Extracted records:
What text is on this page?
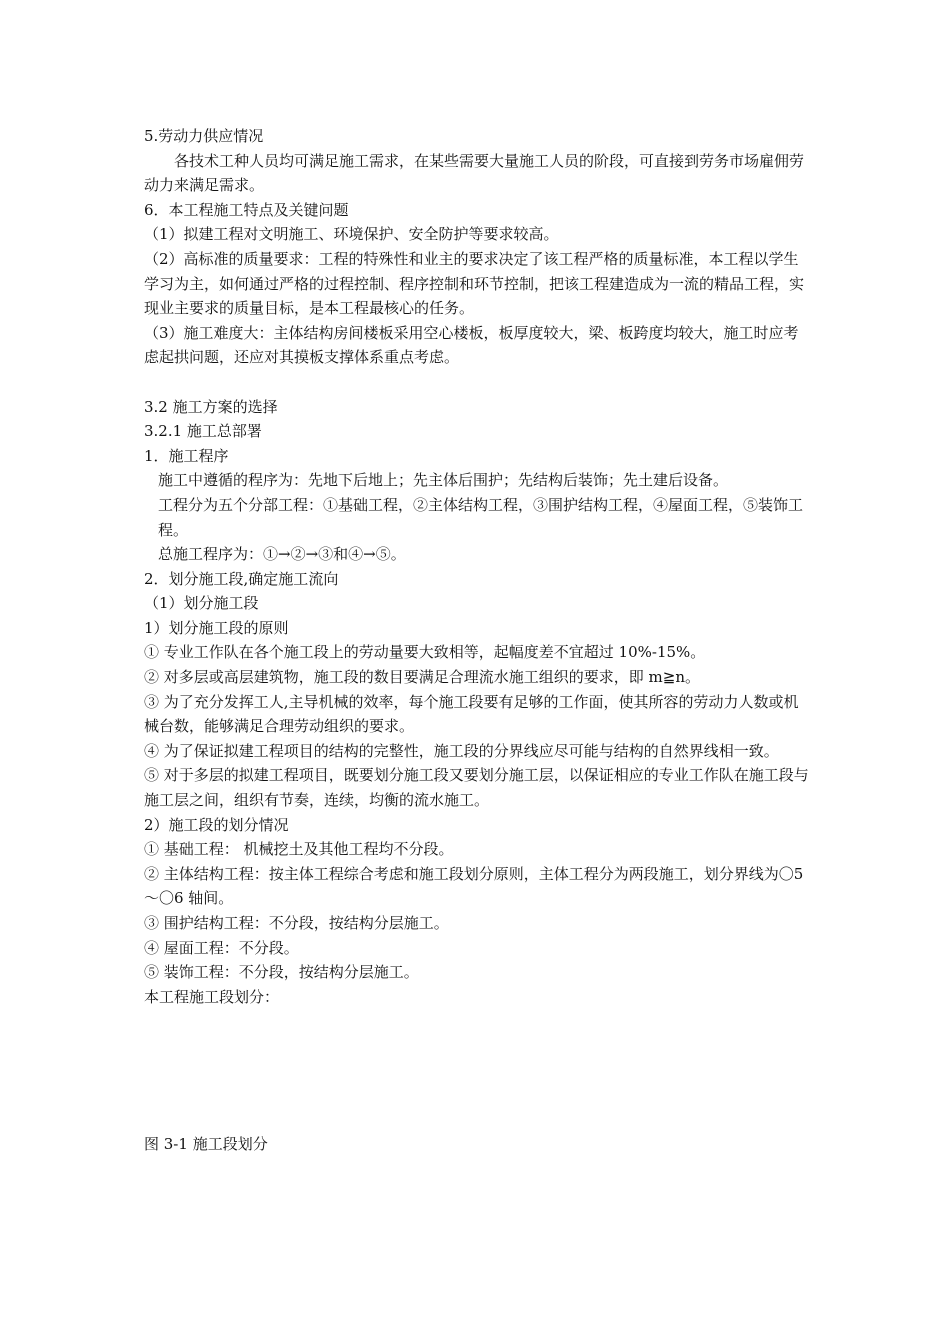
5.劳动力供应情况

各技术工种人员均可满足施工需求，在某些需要大量施工人员的阶段，可直接到劳务市场雇佣劳动力来满足需求。

6．本工程施工特点及关键问题

（1）拟建工程对文明施工、环境保护、安全防护等要求较高。

（2）高标准的质量要求：工程的特殊性和业主的要求决定了该工程严格的质量标准，本工程以学生学习为主，如何通过严格的过程控制、程序控制和环节控制，把该工程建造成为一流的精品工程，实现业主要求的质量目标，是本工程最核心的任务。

（3）施工难度大：主体结构房间楼板采用空心楼板，板厚度较大，梁、板跨度均较大，施工时应考虑起拱问题，还应对其摸板支撑体系重点考虑。

3.2 施工方案的选择

3.2.1 施工总部署

1．施工程序

施工中遵循的程序为：先地下后地上；先主体后围护；先结构后装饰；先土建后设备。

工程分为五个分部工程：①基础工程，②主体结构工程，③围护结构工程，④屋面工程，⑤装饰工程。

总施工程序为：①→②→③和④→⑤。

2．划分施工段,确定施工流向

（1）划分施工段

1）划分施工段的原则

① 专业工作队在各个施工段上的劳动量要大致相等，起幅度差不宜超过 10%-15%。

② 对多层或高层建筑物，施工段的数目要满足合理流水施工组织的要求，即 m≧n。

③ 为了充分发挥工人,主导机械的效率，每个施工段要有足够的工作面，使其所容的劳动力人数或机械台数，能够满足合理劳动组织的要求。

④ 为了保证拟建工程项目的结构的完整性，施工段的分界线应尽可能与结构的自然界线相一致。

⑤ 对于多层的拟建工程项目，既要划分施工段又要划分施工层，以保证相应的专业工作队在施工段与施工层之间，组织有节奏，连续，均衡的流水施工。

2）施工段的划分情况

① 基础工程： 机械挖土及其他工程均不分段。

② 主体结构工程：按主体工程综合考虑和施工段划分原则，主体工程分为两段施工，划分界线为〇5～〇6 轴间。

③ 围护结构工程：不分段，按结构分层施工。

④ 屋面工程：不分段。

⑤ 装饰工程：不分段，按结构分层施工。

本工程施工段划分：

图 3-1 施工段划分
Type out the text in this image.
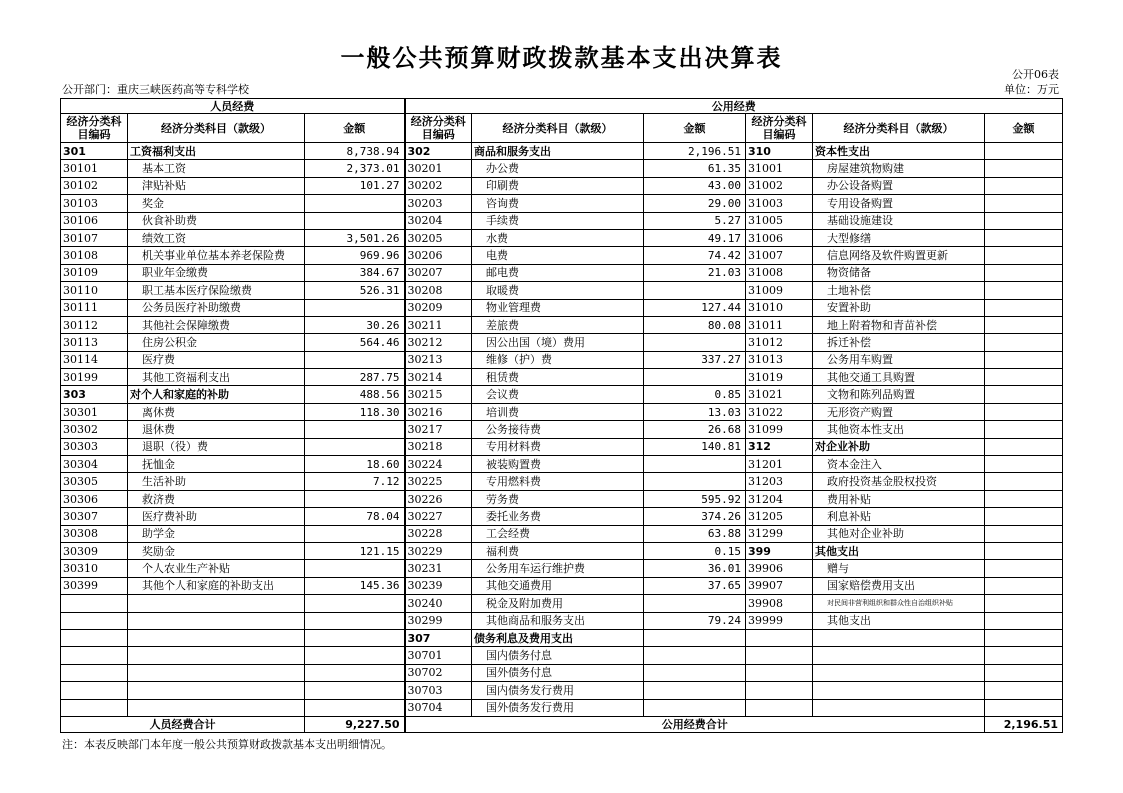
一般公共预算财政拨款基本支出决算表
公开06表
公开部门：重庆三峡医药高等专科学校	单位：万元
人员经费			公用经费					
经济分类科目编码	经济分类科目（款级）	金额	经济分类科目编码	经济分类科目（款级）	金额	经济分类科目编码	经济分类科目（款级）	金额
301	工资福利支出	8,738.94	302	商品和服务支出	2,196.51	310	资本性支出	
30101	基本工资	2,373.01	30201	办公费	61.35	31001	房屋建筑物购建	
30102	津贴补贴	101.27	30202	印刷费	43.00	31002	办公设备购置	
30103	奖金		30203	咨询费	29.00	31003	专用设备购置	
30106	伙食补助费		30204	手续费	5.27	31005	基础设施建设	
30107	绩效工资	3,501.26	30205	水费	49.17	31006	大型修缮	
30108	机关事业单位基本养老保险费	969.96	30206	电费	74.42	31007	信息网络及软件购置更新	
30109	职业年金缴费	384.67	30207	邮电费	21.03	31008	物资储备	
30110	职工基本医疗保险缴费	526.31	30208	取暖费		31009	土地补偿	
30111	公务员医疗补助缴费		30209	物业管理费	127.44	31010	安置补助	
30112	其他社会保障缴费	30.26	30211	差旅费	80.08	31011	地上附着物和青苗补偿	
30113	住房公积金	564.46	30212	因公出国（境）费用		31012	拆迁补偿	
30114	医疗费		30213	维修（护）费	337.27	31013	公务用车购置	
30199	其他工资福利支出	287.75	30214	租赁费		31019	其他交通工具购置	
303	对个人和家庭的补助	488.56	30215	会议费	0.85	31021	文物和陈列品购置	
30301	离休费	118.30	30216	培训费	13.03	31022	无形资产购置	
30302	退休费		30217	公务接待费	26.68	31099	其他资本性支出	
30303	退职（役）费		30218	专用材料费	140.81	312	对企业补助	
30304	抚恤金	18.60	30224	被装购置费		31201	资本金注入	
30305	生活补助	7.12	30225	专用燃料费		31203	政府投资基金股权投资	
30306	救济费		30226	劳务费	595.92	31204	费用补贴	
30307	医疗费补助	78.04	30227	委托业务费	374.26	31205	利息补贴	
30308	助学金		30228	工会经费	63.88	31299	其他对企业补助	
30309	奖励金	121.15	30229	福利费	0.15	399	其他支出	
30310	个人农业生产补贴		30231	公务用车运行维护费	36.01	39906	赠与	
30399	其他个人和家庭的补助支出	145.36	30239	其他交通费用	37.65	39907	国家赔偿费用支出	
			30240	税金及附加费用		39908	对民间非营利组织和群众性自治组织补贴	
			30299	其他商品和服务支出	79.24	39999	其他支出	
			307	债务利息及费用支出				
			30701	国内债务付息				
			30702	国外债务付息				
			30703	国内债务发行费用				
			30704	国外债务发行费用				
人员经费合计		9,227.50	公用经费合计					2,196.51
注：本表反映部门本年度一般公共预算财政拨款基本支出明细情况。
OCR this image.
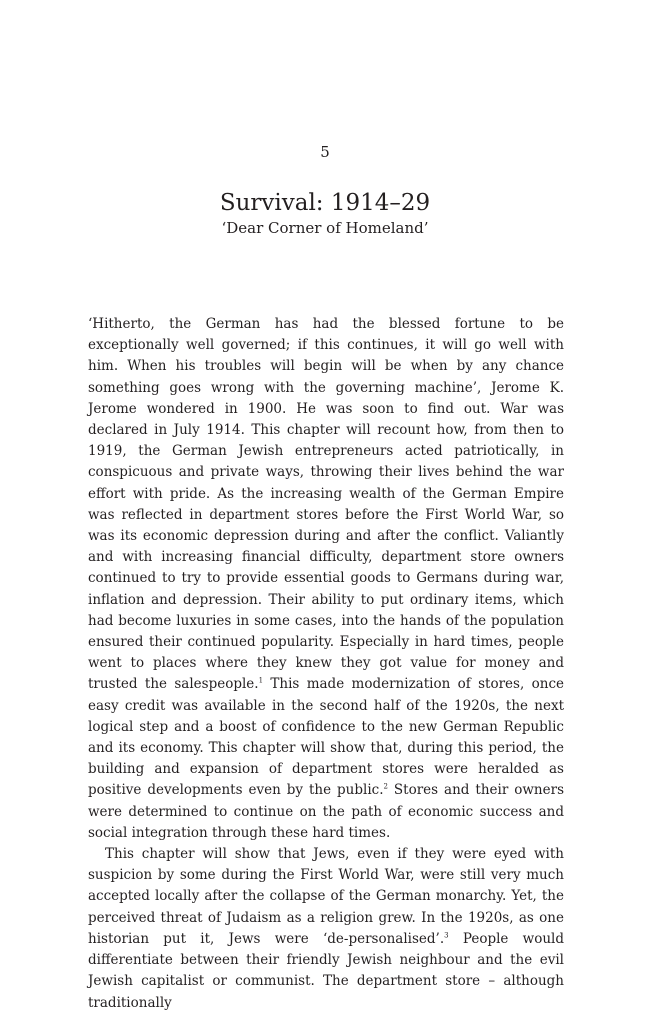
5
Survival: 1914–29
‘Dear Corner of Homeland’

‘Hitherto, the German has had the blessed fortune to be exceptionally well governed; if this continues, it will go well with him. When his troubles will begin will be when by any chance something goes wrong with the governing machine’, Jerome K. Jerome wondered in 1900. He was soon to find out. War was declared in July 1914. This chapter will recount how, from then to 1919, the German Jewish entrepreneurs acted patriotically, in conspicuous and private ways, throwing their lives behind the war effort with pride. As the increasing wealth of the German Empire was reflected in department stores before the First World War, so was its economic depression during and after the conflict. Valiantly and with increasing financial difficulty, department store owners continued to try to provide essential goods to Germans during war, inflation and depression. Their ability to put ordinary items, which had become luxuries in some cases, into the hands of the population ensured their continued popularity. Especially in hard times, people went to places where they knew they got value for money and trusted the salespeople.$^1$ This made modernization of stores, once easy credit was available in the second half of the 1920s, the next logical step and a boost of confidence to the new German Republic and its economy. This chapter will show that, during this period, the building and expansion of department stores were heralded as positive developments even by the public.$^2$ Stores and their owners were determined to continue on the path of economic success and social integration through these hard times.

This chapter will show that Jews, even if they were eyed with suspicion by some during the First World War, were still very much accepted locally after the collapse of the German monarchy. Yet, the perceived threat of Judaism as a religion grew. In the 1920s, as one historian put it, Jews were ‘de-personalised’.$^3$ People would differentiate between their friendly Jewish neighbour and the evil Jewish capitalist or communist. The department store – although traditionally
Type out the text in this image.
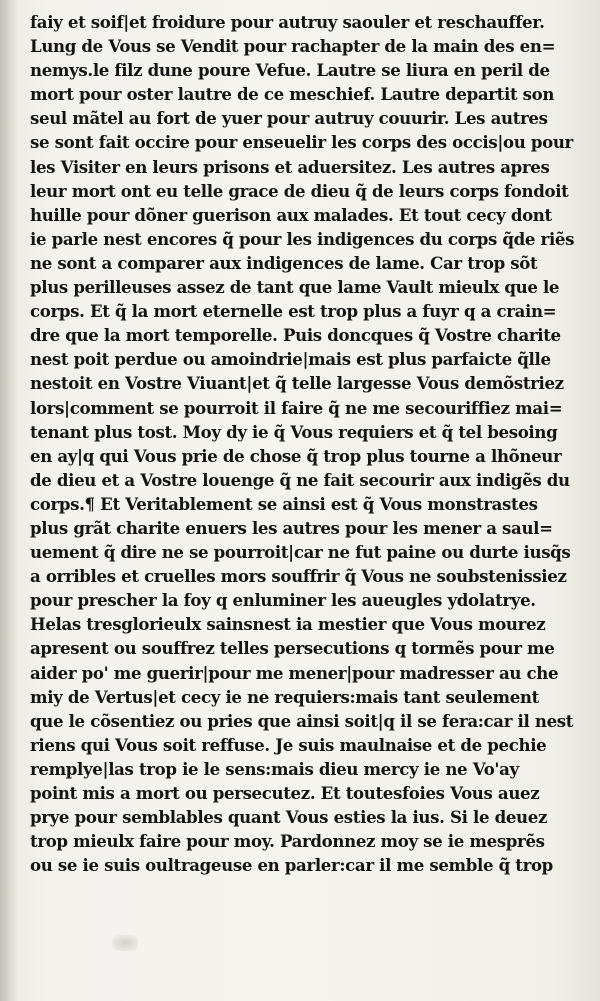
faiy et soif|et froidure pour autruy saouler et reschauffer.
Lung de Vous se Vendit pour rachapter de la main des en=
nemys.le filz dune poure Vefue. Lautre se liura en peril de
mort pour oster lautre de ce meschief. Lautre departit son
seul mãtel au fort de yuer pour autruy couurir. Les autres
se sont fait occire pour enseuelir les corps des occis|ou pour
les Visiter en leurs prisons et aduersitez. Les autres apres
leur mort ont eu telle grace de dieu q̃ de leurs corps fondoit
huille pour dõner guerison aux malades. Et tout cecy dont
ie parle nest encores q̃ pour les indigences du corps q̃de riẽs
ne sont a comparer aux indigences de lame. Car trop sõt
plus perilleuses assez de tant que lame Vault mieulx que le
corps. Et q̃ la mort eternelle est trop plus a fuyr q a crain=
dre que la mort temporelle. Puis doncques q̃ Vostre charite
nest poit perdue ou amoindrie|mais est plus parfaicte q̃lle
nestoit en Vostre Viuant|et q̃ telle largesse Vous demõstriez
lors|comment se pourroit il faire q̃ ne me secouriffiez mai=
tenant plus tost. Moy dy ie q̃ Vous requiers et q̃ tel besoing
en ay|q qui Vous prie de chose q̃ trop plus tourne a lhõneur
de dieu et a Vostre louenge q̃ ne fait secourir aux indigẽs du
corps.¶ Et Veritablement se ainsi est q̃ Vous monstrastes
plus grãt charite enuers les autres pour les mener a saul=
uement q̃ dire ne se pourroit|car ne fut paine ou durte iusq̃s
a orribles et cruelles mors souffrir q̃ Vous ne soubstenissiez
pour prescher la foy q enluminer les aueugles ydolatrye.
Helas tresglorieulx sainsnest ia mestier que Vous mourez
apresent ou souffrez telles persecutions q tormẽs pour me
aider po' me guerir|pour me mener|pour madresser au che
miy de Vertus|et cecy ie ne requiers:mais tant seulement
que le cõsentiez ou pries que ainsi soit|q il se fera:car il nest
riens qui Vous soit reffuse. Je suis maulnaise et de pechie
remplye|las trop ie le sens:mais dieu mercy ie ne Vo'ay
point mis a mort ou persecutez. Et toutesfoies Vous auez
prye pour semblables quant Vous esties la ius. Si le deuez
trop mieulx faire pour moy. Pardonnez moy se ie mesprẽs
ou se ie suis oultrageuse en parler:car il me semble q̃ trop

● To do
Check each line above for the word "requiers" and copy the ones that have it.

● Answer for the task
tenant plus tost. Moy dy ie q̃ Vous requiers et q̃ tel besoing
miy de Vertus|et cecy ie ne requiers:mais tant seulement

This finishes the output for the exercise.